> _PROBLEM_
From the listing below, copy every line with the word "PANZA".

> _A run of records_
* * * * * * * * *

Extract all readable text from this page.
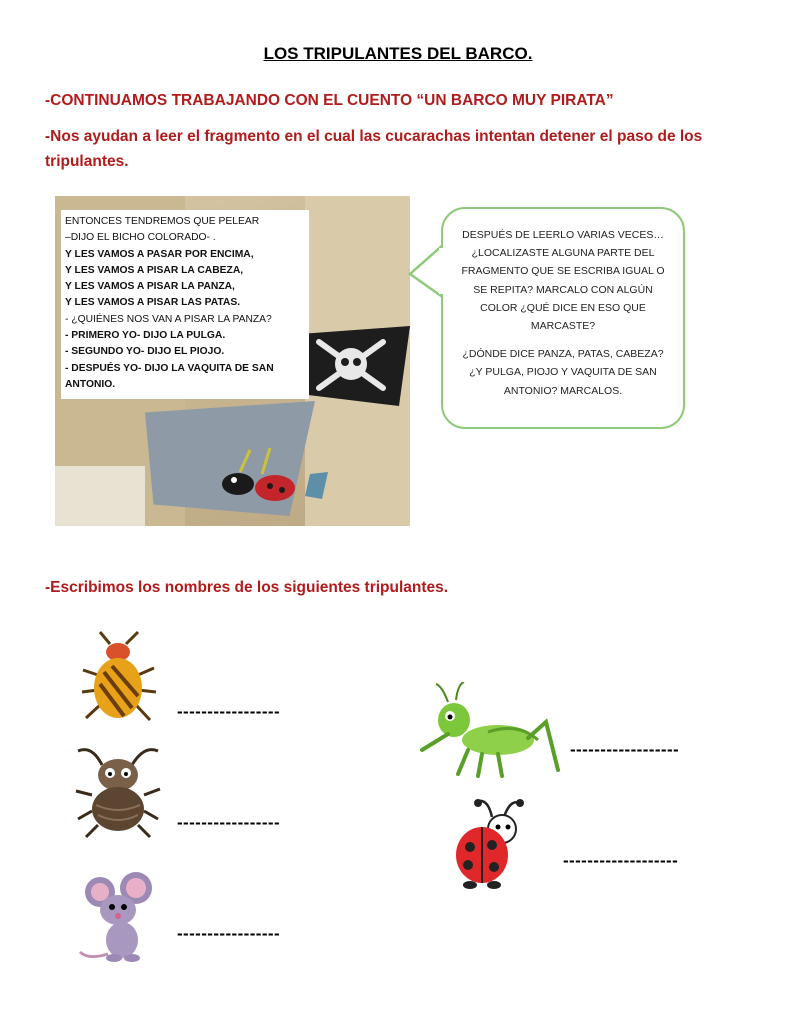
LOS TRIPULANTES DEL BARCO.
-CONTINUAMOS TRABAJANDO CON EL CUENTO “UN BARCO MUY PIRATA”
-Nos ayudan a leer el fragmento en el cual las cucarachas intentan detener el paso de los tripulantes.
ENTONCES TENDREMOS QUE PELEAR
–DIJO EL BICHO COLORADO- .
Y LES VAMOS A PASAR POR ENCIMA,
Y LES VAMOS A PISAR LA CABEZA,
Y LES VAMOS A PISAR LA PANZA,
Y LES VAMOS A PISAR LAS PATAS.
- ¿QUIÉNES NOS VAN A PISAR LA PANZA?
- PRIMERO YO- DIJO LA PULGA.
- SEGUNDO YO- DIJO EL PIOJO.
- DESPUÉS YO- DIJO LA VAQUITA DE SAN
ANTONIO.

DESPUÉS DE LEERLO VARIAS VECES… ¿LOCALIZASTE ALGUNA PARTE DEL FRAGMENTO QUE SE ESCRIBA IGUAL O SE REPITA? MARCALO CON ALGÚN COLOR ¿QUÉ DICE EN ESO QUE MARCASTE?

¿DÓNDE DICE PANZA, PATAS, CABEZA? ¿Y PULGA, PIOJO Y VAQUITA DE SAN ANTONIO? MARCALOS.

-Escribimos los nombres de los siguientes tripulantes.
-----------------
-----------------
-----------------
------------------
-------------------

* * * * * * * * *

> _SOLUTION BELOW_
Y LES VAMOS A PISAR LA PANZA,
- ¿QUIÉNES NOS VAN A PISAR LA PANZA?
¿DÓNDE DICE PANZA, PATAS, CABEZA? ¿Y PULGA, PIOJO Y VAQUITA DE SAN ANTONIO? MARCALOS.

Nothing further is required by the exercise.